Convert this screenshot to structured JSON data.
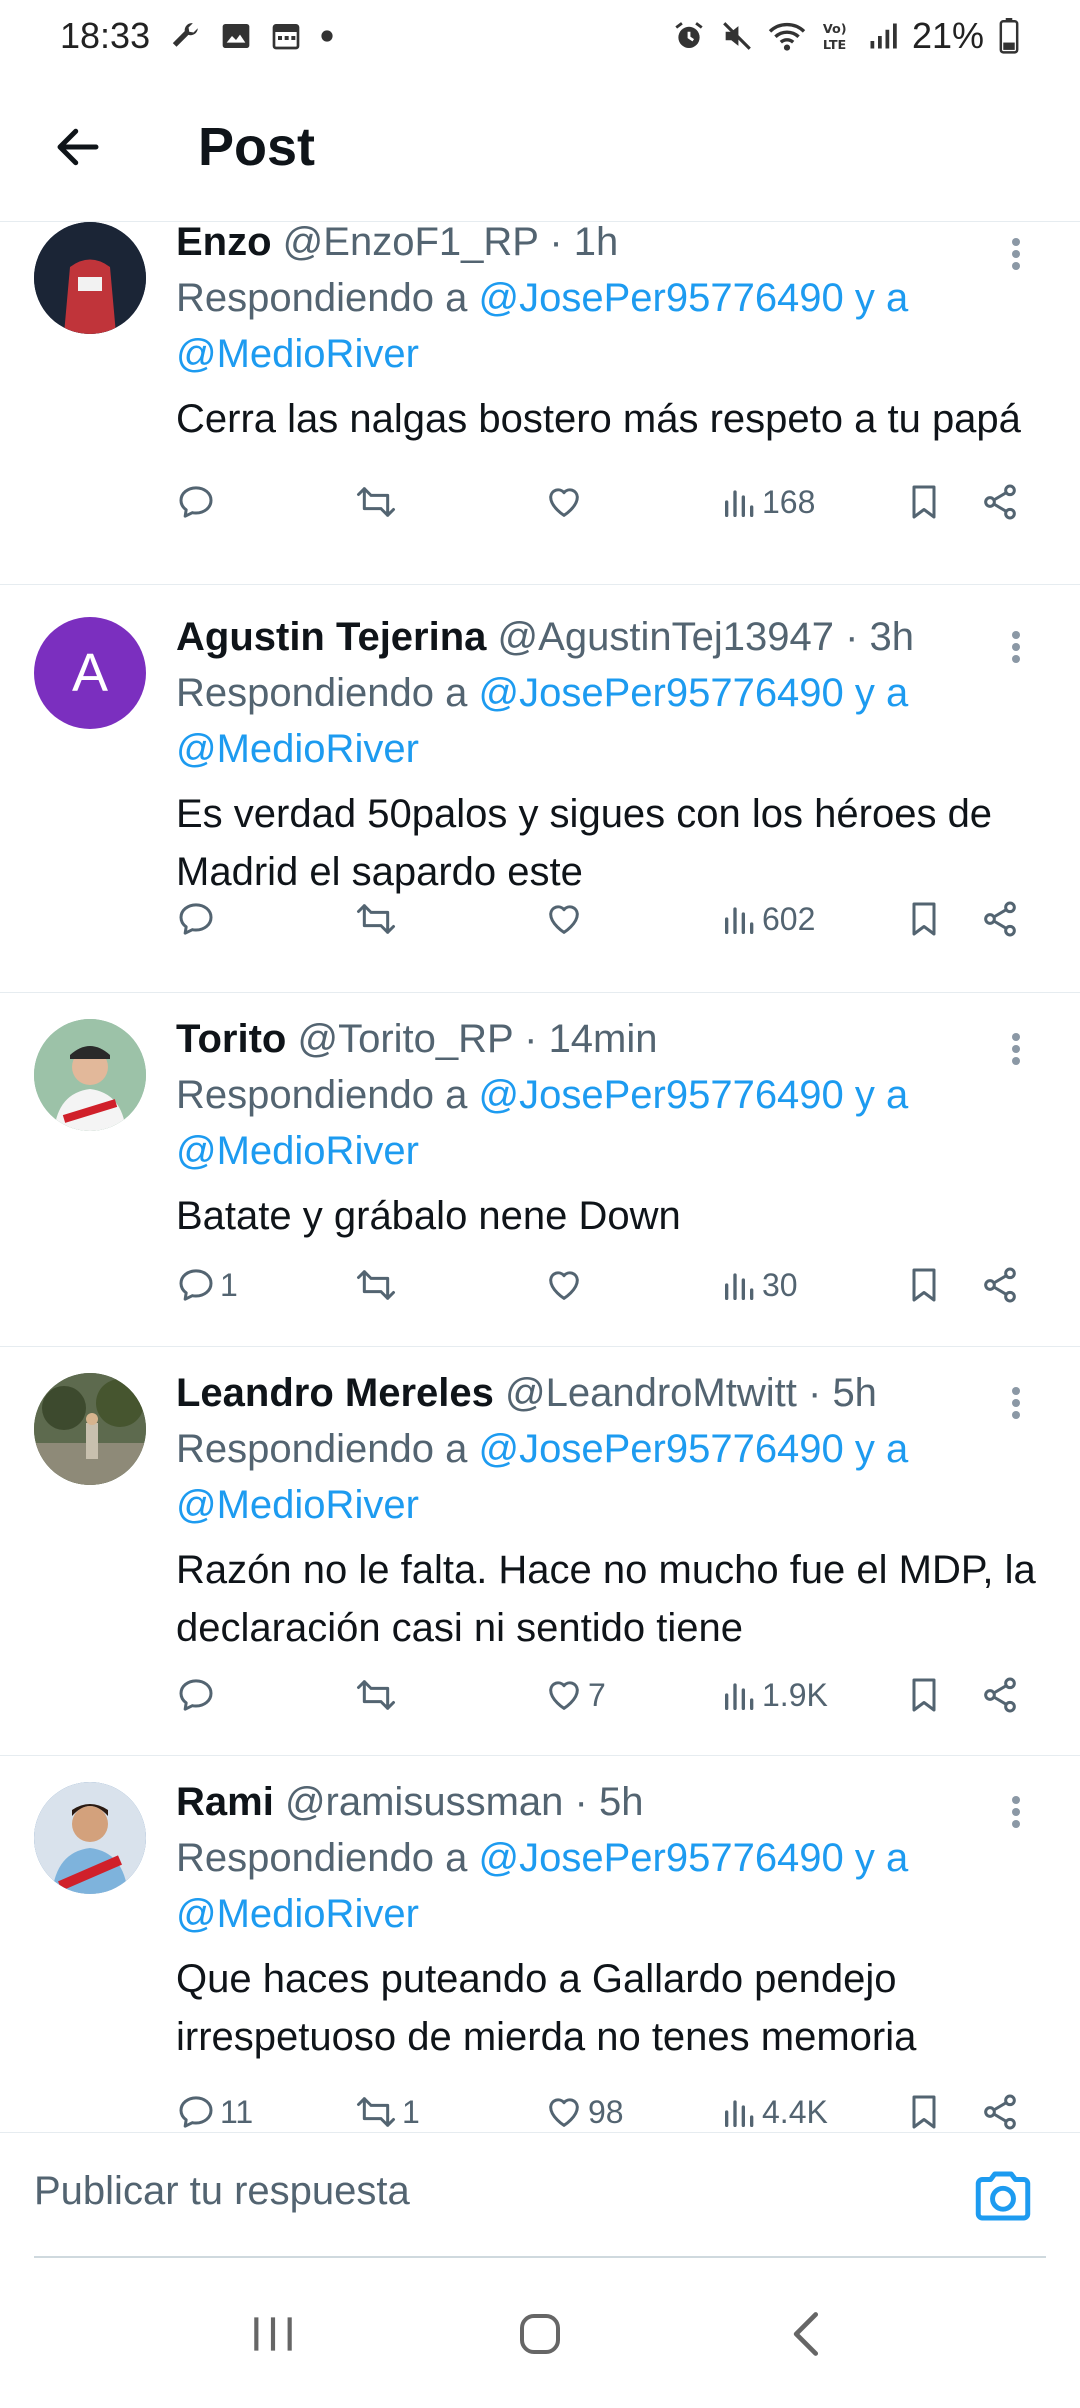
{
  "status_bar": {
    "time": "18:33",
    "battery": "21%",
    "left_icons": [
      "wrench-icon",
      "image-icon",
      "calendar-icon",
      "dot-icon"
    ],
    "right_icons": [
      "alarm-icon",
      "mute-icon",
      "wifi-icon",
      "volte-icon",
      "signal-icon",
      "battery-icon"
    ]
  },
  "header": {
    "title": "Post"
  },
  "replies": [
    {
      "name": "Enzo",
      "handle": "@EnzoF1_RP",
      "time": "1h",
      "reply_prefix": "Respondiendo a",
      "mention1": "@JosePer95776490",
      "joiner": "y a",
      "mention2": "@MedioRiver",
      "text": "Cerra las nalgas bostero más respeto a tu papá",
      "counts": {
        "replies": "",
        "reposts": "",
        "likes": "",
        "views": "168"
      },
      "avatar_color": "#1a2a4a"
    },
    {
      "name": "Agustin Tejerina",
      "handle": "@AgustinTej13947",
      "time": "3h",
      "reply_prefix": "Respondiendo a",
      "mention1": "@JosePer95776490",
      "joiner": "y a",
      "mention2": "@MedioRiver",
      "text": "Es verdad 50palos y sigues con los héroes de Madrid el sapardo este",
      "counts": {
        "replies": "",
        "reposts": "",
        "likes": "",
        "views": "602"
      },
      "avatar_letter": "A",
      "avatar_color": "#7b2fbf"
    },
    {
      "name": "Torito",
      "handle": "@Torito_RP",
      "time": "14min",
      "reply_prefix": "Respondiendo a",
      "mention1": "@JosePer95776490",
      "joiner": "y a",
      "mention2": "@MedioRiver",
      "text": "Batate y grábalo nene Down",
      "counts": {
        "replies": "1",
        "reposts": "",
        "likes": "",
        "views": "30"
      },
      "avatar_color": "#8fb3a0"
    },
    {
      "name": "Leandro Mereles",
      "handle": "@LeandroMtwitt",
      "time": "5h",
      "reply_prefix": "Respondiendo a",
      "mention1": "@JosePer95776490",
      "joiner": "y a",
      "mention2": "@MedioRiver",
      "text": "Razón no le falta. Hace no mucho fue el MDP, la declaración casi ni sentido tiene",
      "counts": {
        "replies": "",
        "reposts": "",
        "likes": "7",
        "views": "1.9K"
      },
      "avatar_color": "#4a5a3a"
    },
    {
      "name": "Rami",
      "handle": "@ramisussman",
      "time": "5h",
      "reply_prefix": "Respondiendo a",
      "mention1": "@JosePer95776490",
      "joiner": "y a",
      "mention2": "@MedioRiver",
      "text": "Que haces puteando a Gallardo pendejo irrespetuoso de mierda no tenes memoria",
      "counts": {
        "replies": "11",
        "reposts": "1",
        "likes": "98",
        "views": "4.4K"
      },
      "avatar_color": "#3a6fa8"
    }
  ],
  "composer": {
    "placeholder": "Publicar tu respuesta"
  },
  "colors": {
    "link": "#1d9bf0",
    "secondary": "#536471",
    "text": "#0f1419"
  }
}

--

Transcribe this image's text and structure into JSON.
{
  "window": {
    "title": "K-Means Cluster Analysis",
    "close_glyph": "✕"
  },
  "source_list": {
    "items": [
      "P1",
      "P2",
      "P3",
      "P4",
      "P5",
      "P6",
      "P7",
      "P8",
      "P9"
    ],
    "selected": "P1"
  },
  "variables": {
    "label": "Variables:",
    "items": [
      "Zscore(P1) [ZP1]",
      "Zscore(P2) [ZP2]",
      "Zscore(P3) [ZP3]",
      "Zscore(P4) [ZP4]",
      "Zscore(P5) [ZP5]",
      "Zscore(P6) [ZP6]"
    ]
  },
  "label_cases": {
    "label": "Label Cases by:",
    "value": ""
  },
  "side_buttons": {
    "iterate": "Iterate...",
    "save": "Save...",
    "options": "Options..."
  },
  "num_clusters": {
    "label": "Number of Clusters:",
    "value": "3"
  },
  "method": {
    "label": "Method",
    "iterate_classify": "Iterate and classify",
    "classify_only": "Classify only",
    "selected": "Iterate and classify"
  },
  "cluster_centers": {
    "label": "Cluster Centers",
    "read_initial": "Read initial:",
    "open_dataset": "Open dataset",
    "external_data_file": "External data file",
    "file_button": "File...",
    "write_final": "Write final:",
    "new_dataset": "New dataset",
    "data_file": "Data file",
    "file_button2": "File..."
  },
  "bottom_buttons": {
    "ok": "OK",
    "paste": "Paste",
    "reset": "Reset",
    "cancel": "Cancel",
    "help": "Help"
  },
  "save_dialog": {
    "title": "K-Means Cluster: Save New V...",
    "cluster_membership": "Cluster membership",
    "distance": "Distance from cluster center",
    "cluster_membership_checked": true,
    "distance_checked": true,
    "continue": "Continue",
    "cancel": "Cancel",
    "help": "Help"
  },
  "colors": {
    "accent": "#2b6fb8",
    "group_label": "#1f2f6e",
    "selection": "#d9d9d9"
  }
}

§ **THE EXERCISE**
Identify each line holding the string "this", and copy it out.

§ **EXERCISE SOLUTION**
Convert this screenshot to structured JSON data.
Transcribe this image's text and structure into JSON.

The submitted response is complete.